#### AVAILABLE RECORDS ####
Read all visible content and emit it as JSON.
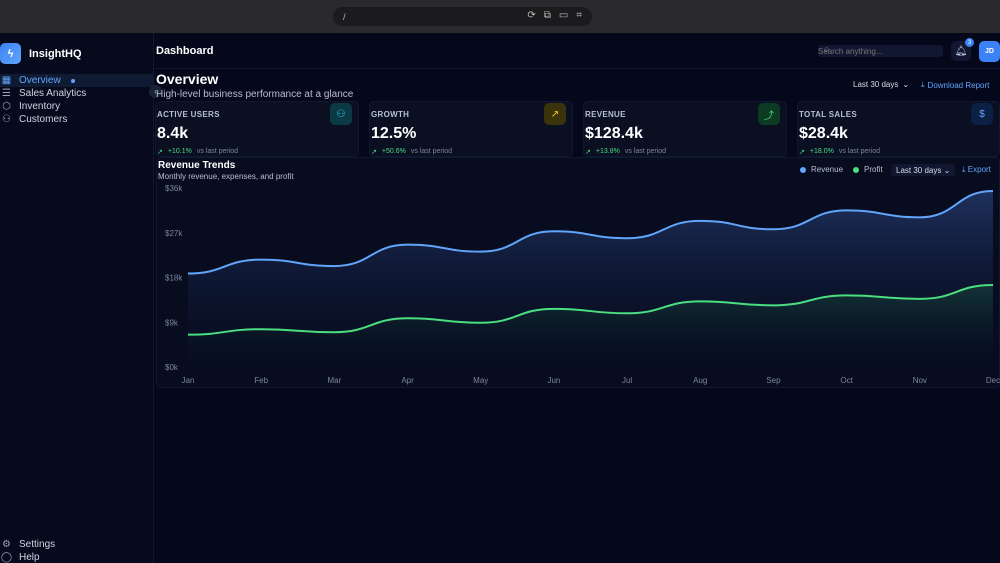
{
  "browser": {
    "url": "/"
  },
  "app": {
    "name": "InsightHQ",
    "logo_icon": "bolt-icon"
  },
  "sidebar": {
    "items": [
      {
        "label": "Overview",
        "icon": "grid-icon",
        "active": true
      },
      {
        "label": "Sales Analytics",
        "icon": "bar-chart-icon",
        "active": false
      },
      {
        "label": "Inventory",
        "icon": "box-icon",
        "active": false
      },
      {
        "label": "Customers",
        "icon": "users-icon",
        "active": false
      }
    ],
    "bottom": [
      {
        "label": "Settings",
        "icon": "gear-icon"
      },
      {
        "label": "Help",
        "icon": "help-circle-icon"
      }
    ]
  },
  "header": {
    "title": "Dashboard",
    "search_placeholder": "Search anything...",
    "notification_count": "3",
    "avatar_initials": "JD"
  },
  "page": {
    "title": "Overview",
    "subtitle": "High-level business performance at a glance",
    "range": "Last 30 days",
    "download_label": "Download Report"
  },
  "cards": [
    {
      "label": "ACTIVE USERS",
      "value": "8.4k",
      "delta": "+10.1%",
      "delta_note": "vs last period",
      "icon": "users-icon",
      "color": "#22d3ee"
    },
    {
      "label": "GROWTH",
      "value": "12.5%",
      "delta": "+50.6%",
      "delta_note": "vs last period",
      "icon": "arrow-up-right-icon",
      "color": "#facc15"
    },
    {
      "label": "REVENUE",
      "value": "$128.4k",
      "delta": "+13.8%",
      "delta_note": "vs last period",
      "icon": "trending-up-icon",
      "color": "#4ade80"
    },
    {
      "label": "TOTAL SALES",
      "value": "$28.4k",
      "delta": "+18.0%",
      "delta_note": "vs last period",
      "icon": "dollar-icon",
      "color": "#60a5fa"
    }
  ],
  "chart_panel": {
    "title": "Revenue Trends",
    "subtitle": "Monthly revenue, expenses, and profit",
    "range": "Last 30 days",
    "export_label": "Export"
  },
  "chart_data": {
    "type": "area",
    "title": "Revenue Trends",
    "categories": [
      "Jan",
      "Feb",
      "Mar",
      "Apr",
      "May",
      "Jun",
      "Jul",
      "Aug",
      "Sep",
      "Oct",
      "Nov",
      "Dec"
    ],
    "y_ticks": [
      "$0k",
      "$9k",
      "$18k",
      "$27k",
      "$36k"
    ],
    "ylim": [
      0,
      36
    ],
    "series": [
      {
        "name": "Revenue",
        "color": "#60a5fa",
        "values": [
          18.8,
          21.6,
          20.3,
          24.6,
          23.2,
          27.3,
          25.9,
          29.4,
          27.7,
          31.5,
          30.1,
          35.4
        ]
      },
      {
        "name": "Profit",
        "color": "#4ade80",
        "values": [
          6.5,
          7.6,
          7.0,
          9.8,
          8.9,
          11.7,
          10.8,
          13.2,
          12.4,
          14.4,
          13.7,
          16.5
        ]
      }
    ],
    "legend_position": "top-right",
    "grid": false
  }
}
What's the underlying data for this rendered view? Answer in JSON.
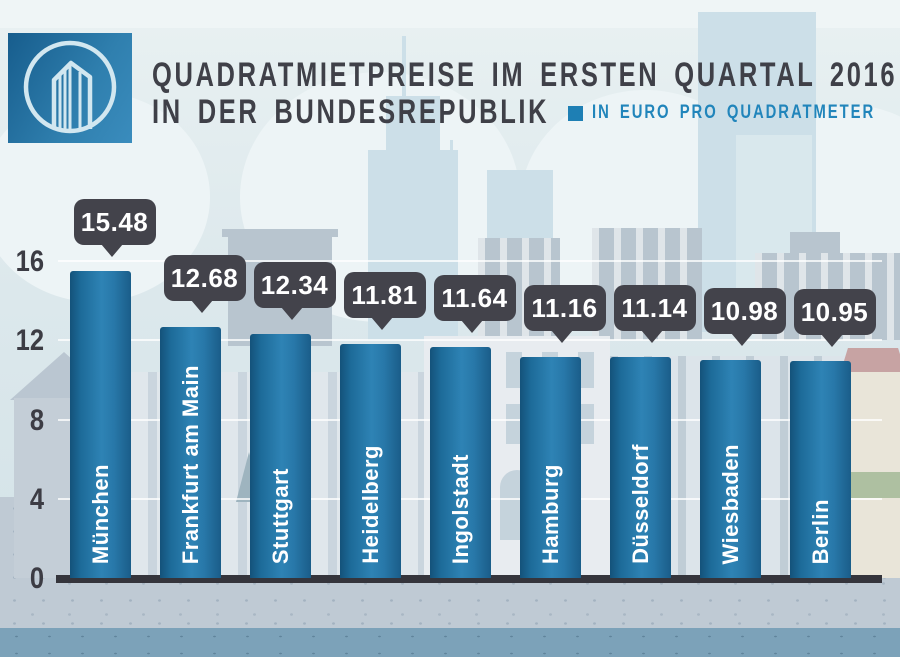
{
  "header": {
    "title_line1": "QUADRATMIETPREISE IM ERSTEN QUARTAL 2016",
    "title_line2": "IN DER BUNDESREPUBLIK",
    "legend_label": "IN EURO PRO QUADRATMETER",
    "logo_icon": "building-in-circle-icon"
  },
  "colors": {
    "accent_blue": "#1e7fb4",
    "legend_text_blue": "#2185bb",
    "title_text": "#3f4048",
    "bar_gradient_dark": "#14527a",
    "bar_gradient_light": "#2e83b5",
    "callout_bg": "#43434b",
    "axis_text": "#3c3c44",
    "baseline": "#35353c",
    "ground": "#bfcad4",
    "water": "#7ca2b9"
  },
  "chart_data": {
    "type": "bar",
    "title": "Quadratmietpreise im ersten Quartal 2016 in der Bundesrepublik",
    "unit_label": "in Euro pro Quadratmeter",
    "categories": [
      "München",
      "Frankfurt am Main",
      "Stuttgart",
      "Heidelberg",
      "Ingolstadt",
      "Hamburg",
      "Düsseldorf",
      "Wiesbaden",
      "Berlin"
    ],
    "values": [
      15.48,
      12.68,
      12.34,
      11.81,
      11.64,
      11.16,
      11.14,
      10.98,
      10.95
    ],
    "value_labels": [
      "15.48",
      "12.68",
      "12.34",
      "11.81",
      "11.64",
      "11.16",
      "11.14",
      "10.98",
      "10.95"
    ],
    "xlabel": "",
    "ylabel": "",
    "ylim": [
      0,
      16
    ],
    "yticks": [
      0,
      4,
      8,
      12,
      16
    ],
    "grid": true,
    "legend_position": "top-right"
  }
}
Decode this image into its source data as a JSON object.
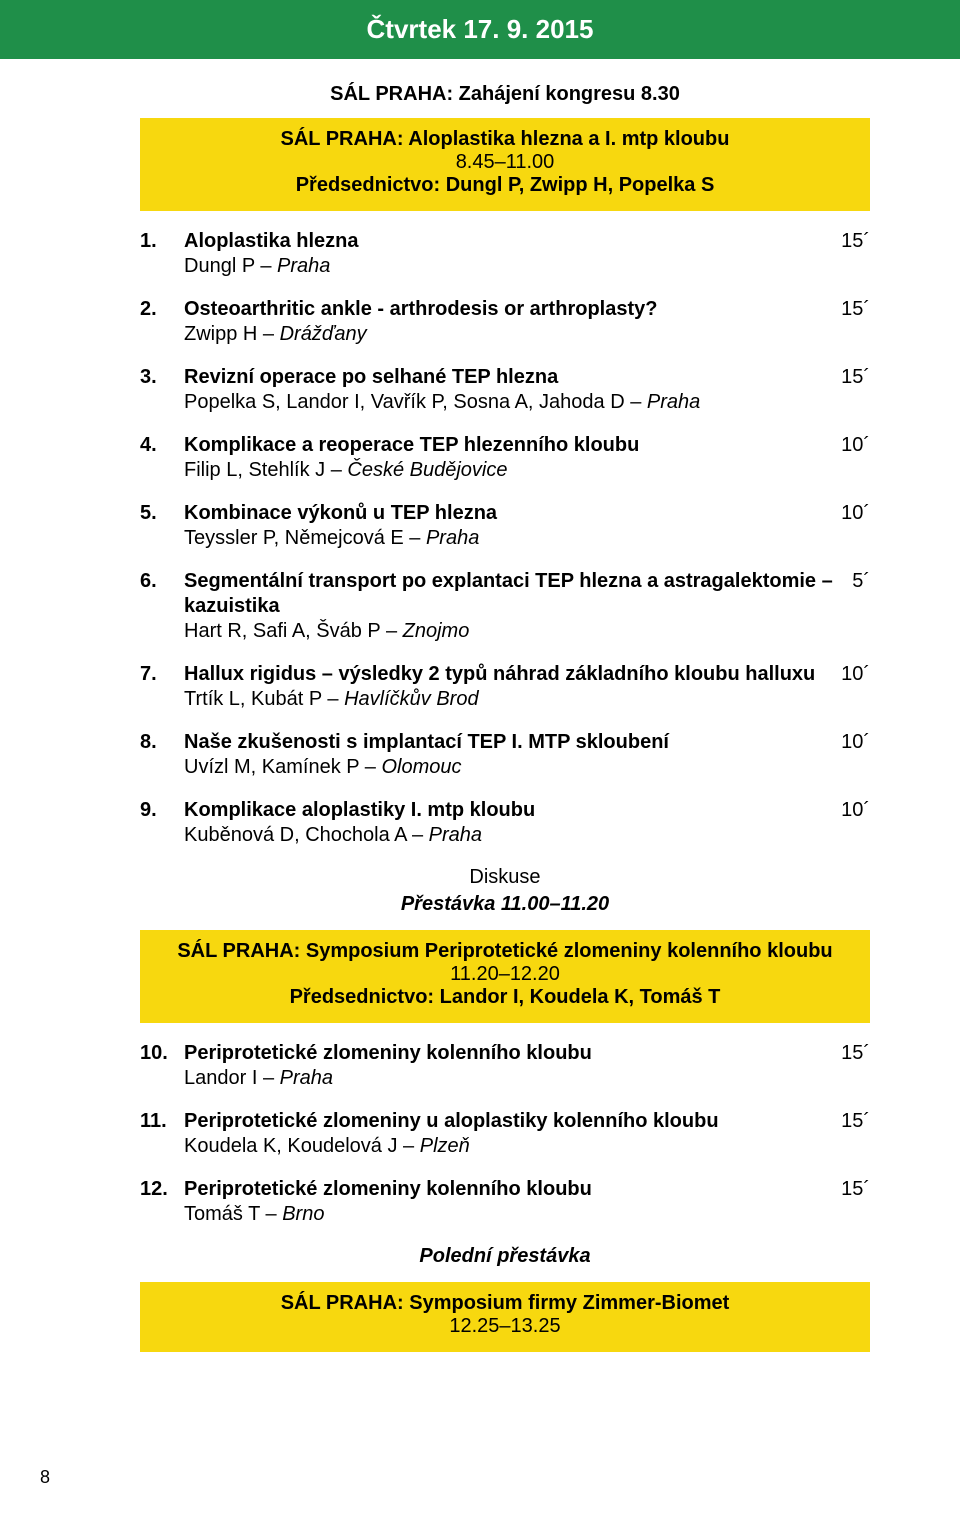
{
  "header": {
    "title": "Čtvrtek 17. 9. 2015"
  },
  "line1": "SÁL PRAHA: Zahájení kongresu 8.30",
  "sessionA": {
    "title": "SÁL PRAHA: Aloplastika hlezna a I. mtp kloubu",
    "time": "8.45–11.00",
    "chair": "Předsednictvo: Dungl P, Zwipp H, Popelka S"
  },
  "itemsA": [
    {
      "n": "1.",
      "t": "Aloplastika hlezna",
      "a": "Dungl P – ",
      "loc": "Praha",
      "d": "15´"
    },
    {
      "n": "2.",
      "t": "Osteoarthritic ankle - arthrodesis or arthroplasty?",
      "a": "Zwipp H – ",
      "loc": "Drážďany",
      "d": "15´"
    },
    {
      "n": "3.",
      "t": "Revizní operace po selhané TEP hlezna",
      "a": "Popelka S, Landor I, Vavřík P, Sosna A, Jahoda D – ",
      "loc": "Praha",
      "d": "15´"
    },
    {
      "n": "4.",
      "t": "Komplikace a reoperace TEP hlezenního kloubu",
      "a": "Filip L, Stehlík J – ",
      "loc": "České Budějovice",
      "d": "10´"
    },
    {
      "n": "5.",
      "t": "Kombinace výkonů u TEP hlezna",
      "a": "Teyssler P, Němejcová E – ",
      "loc": "Praha",
      "d": "10´"
    },
    {
      "n": "6.",
      "t": "Segmentální transport po explantaci TEP hlezna a astragalektomie – kazuistika",
      "a": "Hart R, Safi A, Šváb P – ",
      "loc": "Znojmo",
      "d": "5´"
    },
    {
      "n": "7.",
      "t": "Hallux rigidus – výsledky 2 typů náhrad základního kloubu halluxu",
      "a": "Trtík L, Kubát P – ",
      "loc": "Havlíčkův Brod",
      "d": "10´"
    },
    {
      "n": "8.",
      "t": "Naše zkušenosti s implantací TEP I. MTP skloubení",
      "a": "Uvízl M, Kamínek P – ",
      "loc": "Olomouc",
      "d": "10´"
    },
    {
      "n": "9.",
      "t": "Komplikace aloplastiky I. mtp kloubu",
      "a": "Kuběnová D, Chochola A – ",
      "loc": "Praha",
      "d": "10´"
    }
  ],
  "discussion": "Diskuse",
  "break1": "Přestávka 11.00–11.20",
  "sessionB": {
    "title": "SÁL PRAHA: Symposium Periprotetické zlomeniny kolenního kloubu",
    "time": "11.20–12.20",
    "chair": "Předsednictvo: Landor I, Koudela K, Tomáš T"
  },
  "itemsB": [
    {
      "n": "10.",
      "t": "Periprotetické zlomeniny kolenního kloubu",
      "a": "Landor I – ",
      "loc": "Praha",
      "d": "15´"
    },
    {
      "n": "11.",
      "t": "Periprotetické zlomeniny u aloplastiky kolenního kloubu",
      "a": "Koudela K, Koudelová J – ",
      "loc": "Plzeň",
      "d": "15´"
    },
    {
      "n": "12.",
      "t": "Periprotetické zlomeniny kolenního kloubu",
      "a": "Tomáš T – ",
      "loc": "Brno",
      "d": "15´"
    }
  ],
  "lunch": "Polední přestávka",
  "sessionC": {
    "title": "SÁL PRAHA: Symposium firmy Zimmer-Biomet",
    "time": "12.25–13.25"
  },
  "pageNum": "8",
  "colors": {
    "green": "#1f8f49",
    "yellow": "#f7d80f"
  }
}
####
Pull out each line holding the string "JSON".

FULL OUTPUT:
Read all visible content and emit it as JSON.
What's the underlying data for this rendered view? Answer in JSON.
Decode this image into its source data as a JSON object.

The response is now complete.